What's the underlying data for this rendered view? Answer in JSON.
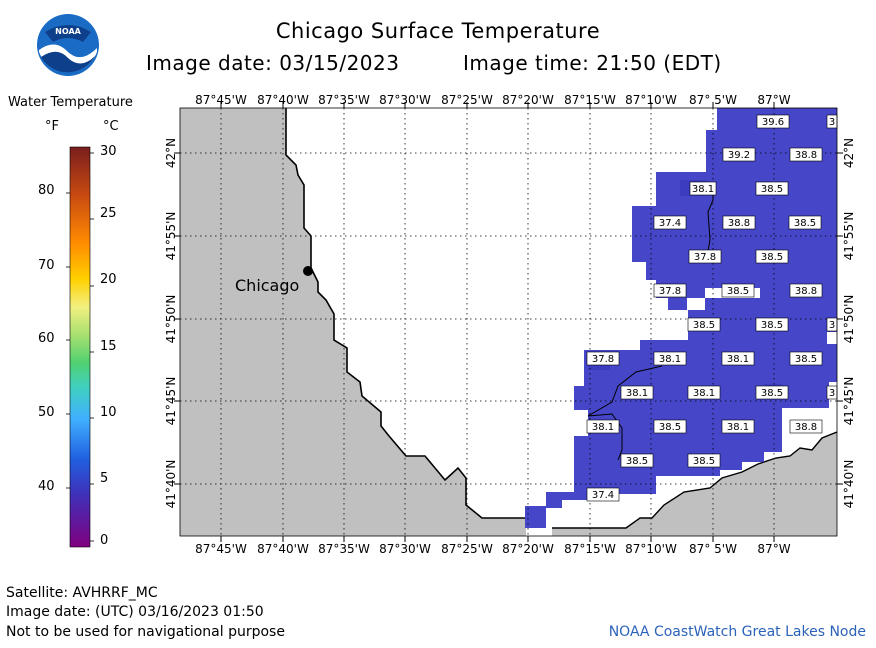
{
  "header": {
    "title": "Chicago Surface Temperature",
    "image_date": "Image date: 03/15/2023",
    "image_time": "Image time: 21:50 (EDT)"
  },
  "legend": {
    "title": "Water Temperature",
    "unit_f": "°F",
    "unit_c": "°C",
    "f_ticks": [
      "80",
      "70",
      "60",
      "50",
      "40"
    ],
    "c_ticks": [
      "30",
      "25",
      "20",
      "15",
      "10",
      "5",
      "0"
    ]
  },
  "map": {
    "lon_labels": [
      "87°45'W",
      "87°40'W",
      "87°35'W",
      "87°30'W",
      "87°25'W",
      "87°20'W",
      "87°15'W",
      "87°10'W",
      "87° 5'W",
      "87°W"
    ],
    "lat_labels": [
      "42°N",
      "41°55'N",
      "41°50'N",
      "41°45'N",
      "41°40'N"
    ],
    "city_label": "Chicago",
    "land_color": "#c0c0c0",
    "water_color": "#4646c8",
    "water_color_dark": "#3c3cc0",
    "temperature_labels": [
      "39.6",
      "3",
      "39.2",
      "38.8",
      "38.1",
      "38.5",
      "37.4",
      "38.8",
      "38.5",
      "37.8",
      "38.5",
      "37.8",
      "38.5",
      "38.8",
      "38.5",
      "38.5",
      "3",
      "37.8",
      "38.1",
      "38.1",
      "38.5",
      "38.1",
      "38.1",
      "38.5",
      "3",
      "38.1",
      "38.5",
      "38.1",
      "38.8",
      "38.5",
      "38.5",
      "37.4"
    ]
  },
  "footer": {
    "satellite": "Satellite: AVHRRF_MC",
    "utc_date": "Image date: (UTC) 03/16/2023  01:50",
    "disclaimer": "Not to be used for navigational purpose",
    "credit": "NOAA CoastWatch Great Lakes Node"
  },
  "logo": {
    "text": "NOAA"
  }
}
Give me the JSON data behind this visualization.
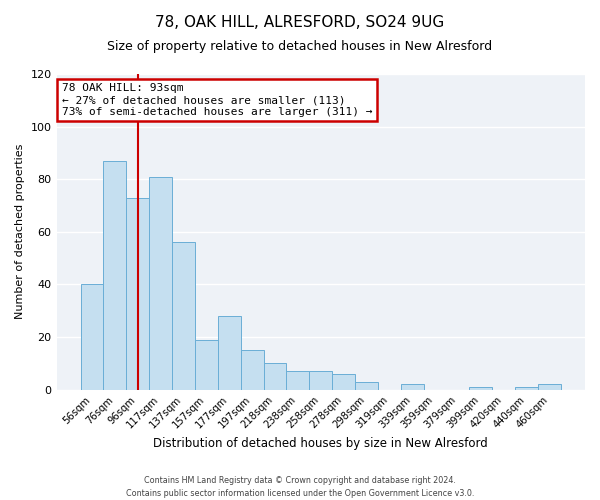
{
  "title": "78, OAK HILL, ALRESFORD, SO24 9UG",
  "subtitle": "Size of property relative to detached houses in New Alresford",
  "xlabel": "Distribution of detached houses by size in New Alresford",
  "ylabel": "Number of detached properties",
  "bar_labels": [
    "56sqm",
    "76sqm",
    "96sqm",
    "117sqm",
    "137sqm",
    "157sqm",
    "177sqm",
    "197sqm",
    "218sqm",
    "238sqm",
    "258sqm",
    "278sqm",
    "298sqm",
    "319sqm",
    "339sqm",
    "359sqm",
    "379sqm",
    "399sqm",
    "420sqm",
    "440sqm",
    "460sqm"
  ],
  "bar_values": [
    40,
    87,
    73,
    81,
    56,
    19,
    28,
    15,
    10,
    7,
    7,
    6,
    3,
    0,
    2,
    0,
    0,
    1,
    0,
    1,
    2
  ],
  "bar_color": "#c5dff0",
  "bar_edgecolor": "#6aaed6",
  "vline_x": 2.0,
  "vline_color": "#cc0000",
  "annotation_title": "78 OAK HILL: 93sqm",
  "annotation_line1": "← 27% of detached houses are smaller (113)",
  "annotation_line2": "73% of semi-detached houses are larger (311) →",
  "annotation_box_color": "#cc0000",
  "ylim": [
    0,
    120
  ],
  "yticks": [
    0,
    20,
    40,
    60,
    80,
    100,
    120
  ],
  "footer1": "Contains HM Land Registry data © Crown copyright and database right 2024.",
  "footer2": "Contains public sector information licensed under the Open Government Licence v3.0.",
  "bg_color": "#eef2f7"
}
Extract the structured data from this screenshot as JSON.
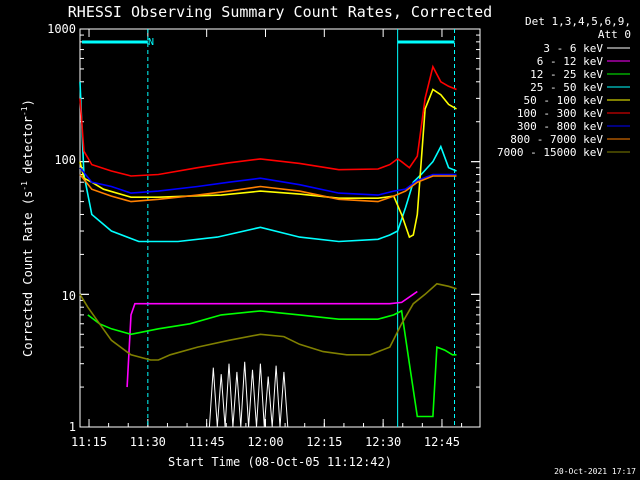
{
  "chart_data": {
    "type": "line",
    "title": "RHESSI Observing Summary Count Rates, Corrected",
    "xlabel": "Start Time (08-Oct-05 11:12:42)",
    "ylabel": "Corrected Count Rate (s",
    "ylabel_sup1": "-1",
    "ylabel_mid": " detector",
    "ylabel_sup2": "-1",
    "ylabel_end": ")",
    "yscale": "log",
    "ylim": [
      1,
      1000
    ],
    "xlim_min": [
      0,
      102
    ],
    "y_ticks": [
      "1",
      "10",
      "100",
      "1000"
    ],
    "x_ticks": [
      {
        "label": "11:15",
        "min": 2.3
      },
      {
        "label": "11:30",
        "min": 17.3
      },
      {
        "label": "11:45",
        "min": 32.3
      },
      {
        "label": "12:00",
        "min": 47.3
      },
      {
        "label": "12:15",
        "min": 62.3
      },
      {
        "label": "12:30",
        "min": 77.3
      },
      {
        "label": "12:45",
        "min": 92.3
      }
    ],
    "legend_header": [
      "Det 1,3,4,5,6,9,",
      "Att 0"
    ],
    "legend_position": "outside-right",
    "footer_date": "20-Oct-2021 17:17",
    "night_label": "N",
    "series": [
      {
        "name": "3 - 6 keV",
        "color": "#ffffff",
        "points": [
          [
            33,
            1
          ],
          [
            34,
            2.8
          ],
          [
            35,
            1
          ],
          [
            36,
            2.5
          ],
          [
            37,
            1
          ],
          [
            38,
            3
          ],
          [
            39,
            1
          ],
          [
            40,
            2.6
          ],
          [
            41,
            1
          ],
          [
            42,
            3.1
          ],
          [
            43,
            1
          ],
          [
            44,
            2.7
          ],
          [
            45,
            1
          ],
          [
            46,
            3
          ],
          [
            47,
            1
          ],
          [
            48,
            2.4
          ],
          [
            49,
            1
          ],
          [
            50,
            2.9
          ],
          [
            51,
            1
          ],
          [
            52,
            2.6
          ],
          [
            53,
            1
          ]
        ]
      },
      {
        "name": "6 - 12 keV",
        "color": "#ff00ff",
        "points": [
          [
            12,
            2
          ],
          [
            13,
            7
          ],
          [
            14,
            8.5
          ],
          [
            20,
            8.5
          ],
          [
            30,
            8.5
          ],
          [
            40,
            8.5
          ],
          [
            50,
            8.5
          ],
          [
            60,
            8.5
          ],
          [
            70,
            8.5
          ],
          [
            79,
            8.5
          ],
          [
            82,
            8.7
          ],
          [
            85,
            10
          ],
          [
            86,
            10.5
          ]
        ]
      },
      {
        "name": "12 - 25 keV",
        "color": "#00ff00",
        "points": [
          [
            2,
            7
          ],
          [
            5,
            6
          ],
          [
            8,
            5.5
          ],
          [
            13,
            5
          ],
          [
            20,
            5.5
          ],
          [
            28,
            6
          ],
          [
            36,
            7
          ],
          [
            46,
            7.5
          ],
          [
            56,
            7
          ],
          [
            66,
            6.5
          ],
          [
            76,
            6.5
          ],
          [
            80,
            7
          ],
          [
            82,
            7.5
          ],
          [
            84,
            3
          ],
          [
            86,
            1.2
          ],
          [
            90,
            1.2
          ],
          [
            91,
            4
          ],
          [
            93,
            3.8
          ],
          [
            95,
            3.5
          ],
          [
            96,
            3.5
          ]
        ]
      },
      {
        "name": "25 - 50 keV",
        "color": "#00ffff",
        "points": [
          [
            0,
            400
          ],
          [
            1,
            80
          ],
          [
            3,
            40
          ],
          [
            8,
            30
          ],
          [
            15,
            25
          ],
          [
            25,
            25
          ],
          [
            35,
            27
          ],
          [
            46,
            32
          ],
          [
            56,
            27
          ],
          [
            66,
            25
          ],
          [
            76,
            26
          ],
          [
            79,
            28
          ],
          [
            81,
            30
          ],
          [
            83,
            45
          ],
          [
            85,
            70
          ],
          [
            87,
            80
          ],
          [
            90,
            100
          ],
          [
            92,
            130
          ],
          [
            94,
            90
          ],
          [
            96,
            85
          ]
        ]
      },
      {
        "name": "50 - 100 keV",
        "color": "#ffff00",
        "points": [
          [
            0,
            100
          ],
          [
            1,
            75
          ],
          [
            3,
            70
          ],
          [
            6,
            62
          ],
          [
            13,
            54
          ],
          [
            20,
            54
          ],
          [
            28,
            55
          ],
          [
            36,
            56
          ],
          [
            46,
            60
          ],
          [
            56,
            57
          ],
          [
            66,
            53
          ],
          [
            76,
            53
          ],
          [
            80,
            55
          ],
          [
            82,
            40
          ],
          [
            84,
            27
          ],
          [
            85,
            28
          ],
          [
            86,
            40
          ],
          [
            88,
            250
          ],
          [
            90,
            350
          ],
          [
            92,
            320
          ],
          [
            94,
            270
          ],
          [
            96,
            250
          ]
        ]
      },
      {
        "name": "100 - 300 keV",
        "color": "#ff0000",
        "points": [
          [
            0,
            300
          ],
          [
            1,
            120
          ],
          [
            3,
            95
          ],
          [
            8,
            85
          ],
          [
            13,
            78
          ],
          [
            20,
            80
          ],
          [
            30,
            90
          ],
          [
            38,
            98
          ],
          [
            46,
            105
          ],
          [
            56,
            97
          ],
          [
            66,
            87
          ],
          [
            76,
            88
          ],
          [
            79,
            95
          ],
          [
            81,
            105
          ],
          [
            82,
            100
          ],
          [
            84,
            90
          ],
          [
            86,
            110
          ],
          [
            88,
            300
          ],
          [
            90,
            520
          ],
          [
            92,
            400
          ],
          [
            94,
            370
          ],
          [
            96,
            350
          ]
        ]
      },
      {
        "name": "300 - 800 keV",
        "color": "#0000ff",
        "points": [
          [
            0,
            90
          ],
          [
            3,
            70
          ],
          [
            8,
            65
          ],
          [
            13,
            58
          ],
          [
            20,
            60
          ],
          [
            30,
            65
          ],
          [
            38,
            70
          ],
          [
            46,
            75
          ],
          [
            56,
            67
          ],
          [
            66,
            58
          ],
          [
            76,
            56
          ],
          [
            80,
            60
          ],
          [
            83,
            62
          ],
          [
            86,
            72
          ],
          [
            90,
            80
          ],
          [
            94,
            80
          ],
          [
            96,
            80
          ]
        ]
      },
      {
        "name": "800 - 7000 keV",
        "color": "#ff8000",
        "points": [
          [
            0,
            80
          ],
          [
            3,
            62
          ],
          [
            8,
            55
          ],
          [
            13,
            50
          ],
          [
            20,
            52
          ],
          [
            30,
            56
          ],
          [
            38,
            60
          ],
          [
            46,
            65
          ],
          [
            56,
            60
          ],
          [
            66,
            52
          ],
          [
            76,
            50
          ],
          [
            80,
            55
          ],
          [
            83,
            60
          ],
          [
            86,
            70
          ],
          [
            90,
            78
          ],
          [
            94,
            78
          ],
          [
            96,
            78
          ]
        ]
      },
      {
        "name": "7000 - 15000 keV",
        "color": "#808000",
        "points": [
          [
            0,
            10
          ],
          [
            2,
            8
          ],
          [
            5,
            6
          ],
          [
            8,
            4.5
          ],
          [
            13,
            3.5
          ],
          [
            18,
            3.2
          ],
          [
            20,
            3.2
          ],
          [
            23,
            3.5
          ],
          [
            30,
            4
          ],
          [
            38,
            4.5
          ],
          [
            46,
            5
          ],
          [
            52,
            4.8
          ],
          [
            56,
            4.2
          ],
          [
            62,
            3.7
          ],
          [
            68,
            3.5
          ],
          [
            74,
            3.5
          ],
          [
            79,
            4
          ],
          [
            82,
            6
          ],
          [
            85,
            8.5
          ],
          [
            88,
            10
          ],
          [
            91,
            12
          ],
          [
            94,
            11.5
          ],
          [
            96,
            11
          ]
        ]
      }
    ]
  }
}
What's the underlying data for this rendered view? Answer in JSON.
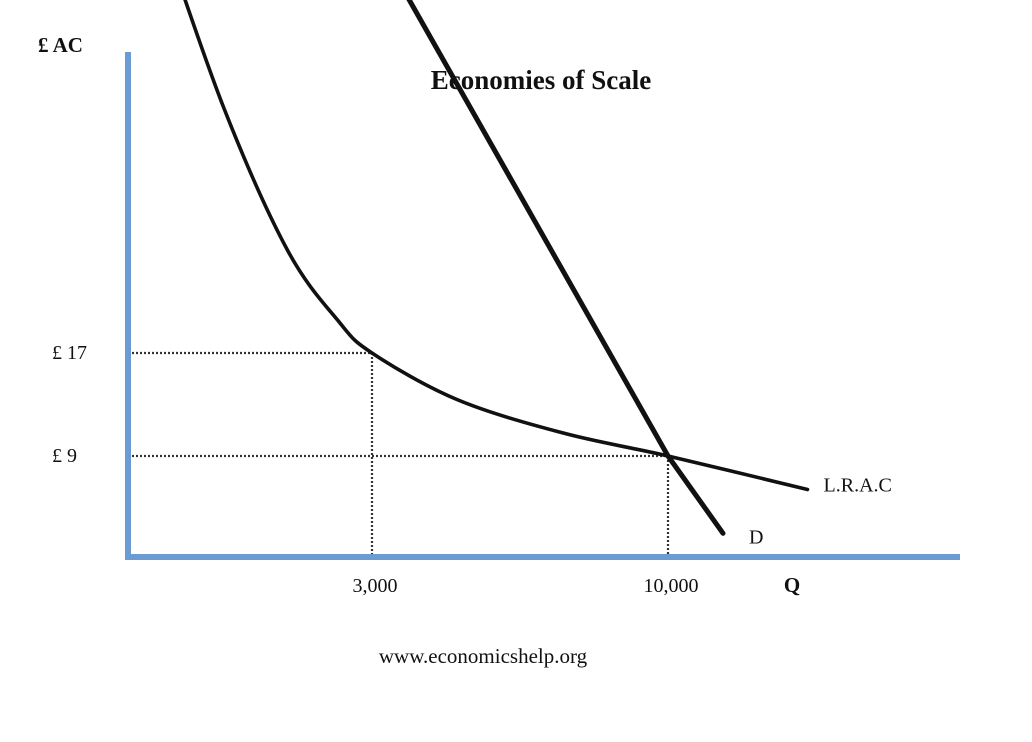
{
  "chart_data": {
    "type": "line",
    "title": "Economies of Scale",
    "ylabel": "£ AC",
    "xlabel": "Q",
    "source": "www.economicshelp.org",
    "colors": {
      "axis": "#6b9bd2",
      "curve": "#111111",
      "guide": "#333333"
    },
    "x_ticks": [
      {
        "value": 3000,
        "label": "3,000"
      },
      {
        "value": 10000,
        "label": "10,000"
      }
    ],
    "y_ticks": [
      {
        "value": 17,
        "label": "£ 17"
      },
      {
        "value": 9,
        "label": "£ 9"
      }
    ],
    "series": [
      {
        "name": "L.R.A.C",
        "points": [
          {
            "x": -2000,
            "y": 50
          },
          {
            "x": -500,
            "y": 36
          },
          {
            "x": 1000,
            "y": 25
          },
          {
            "x": 2200,
            "y": 19.5
          },
          {
            "x": 3000,
            "y": 17
          },
          {
            "x": 5000,
            "y": 13.4
          },
          {
            "x": 7500,
            "y": 10.8
          },
          {
            "x": 10000,
            "y": 9
          },
          {
            "x": 13300,
            "y": 6.4
          }
        ]
      },
      {
        "name": "D",
        "points": [
          {
            "x": 2400,
            "y": 53
          },
          {
            "x": 10000,
            "y": 9
          },
          {
            "x": 11300,
            "y": 3
          }
        ]
      }
    ],
    "guides": [
      {
        "x": 3000,
        "y": 17
      },
      {
        "x": 10000,
        "y": 9
      }
    ]
  }
}
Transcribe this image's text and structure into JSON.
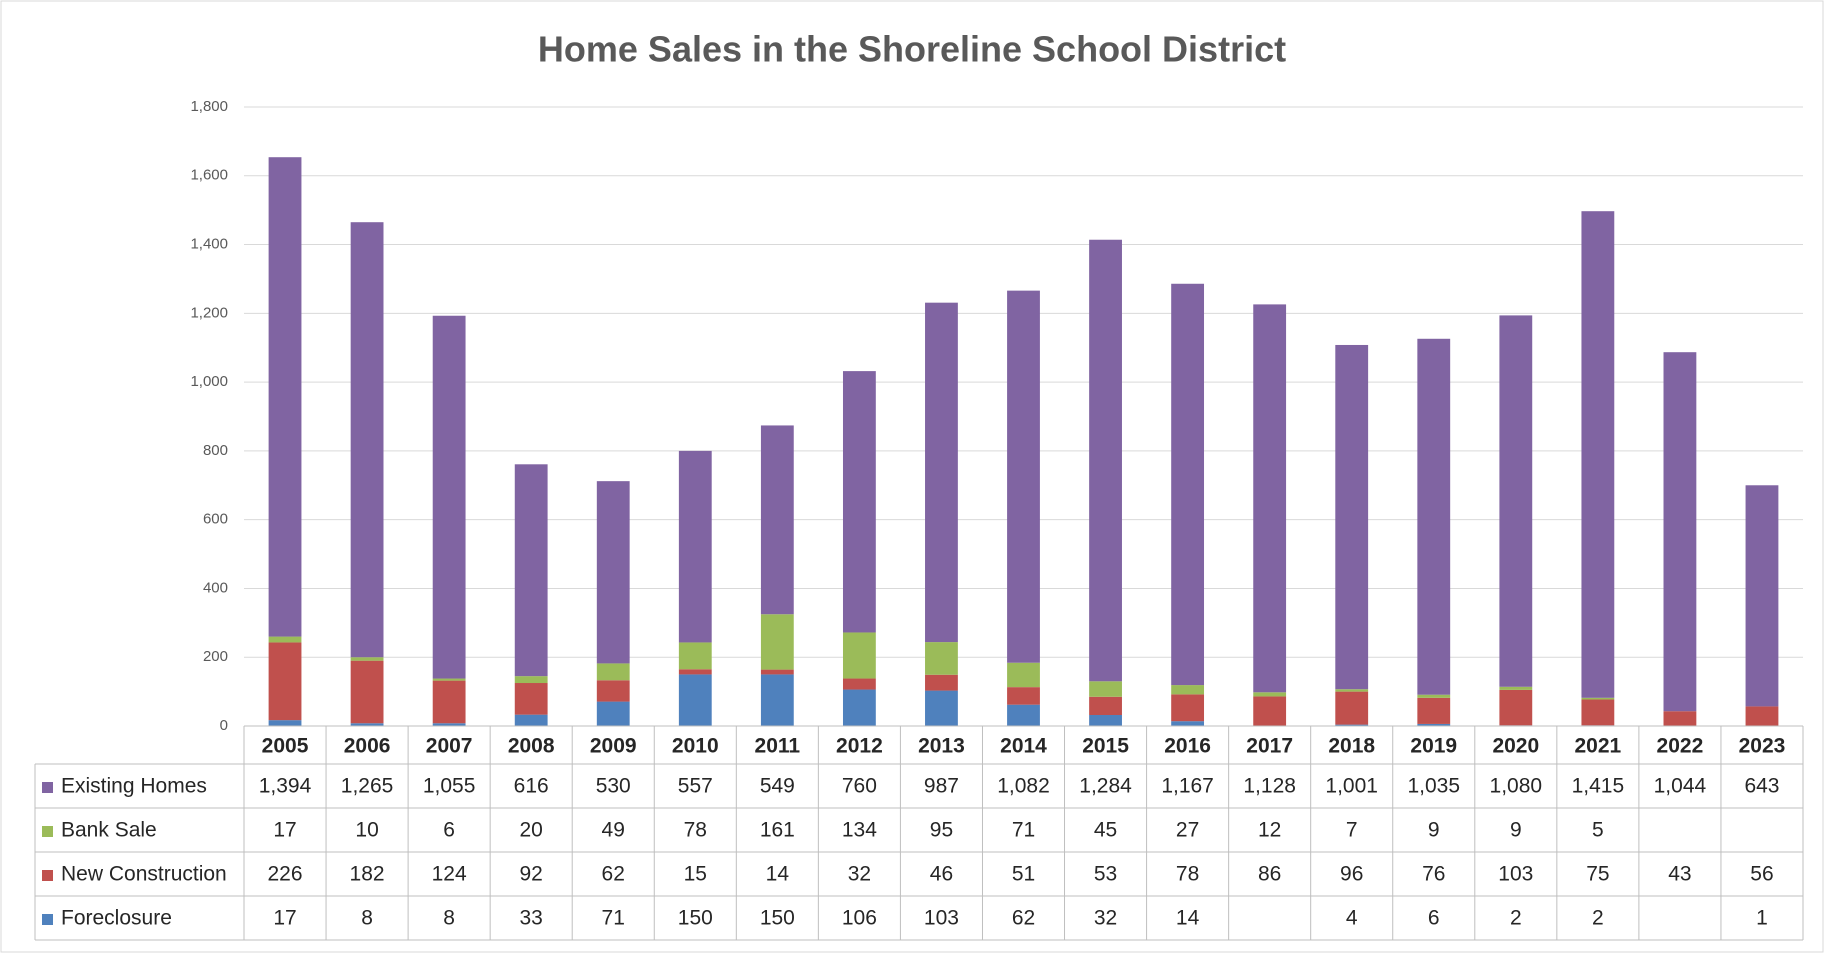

◆ Exercise directions
Locate all lines in the listing above with the word "NOAA" and copy them.

◆ Correct result
    "credit": "NOAA CoastWatch Great Lakes Node"
    "text": "NOAA"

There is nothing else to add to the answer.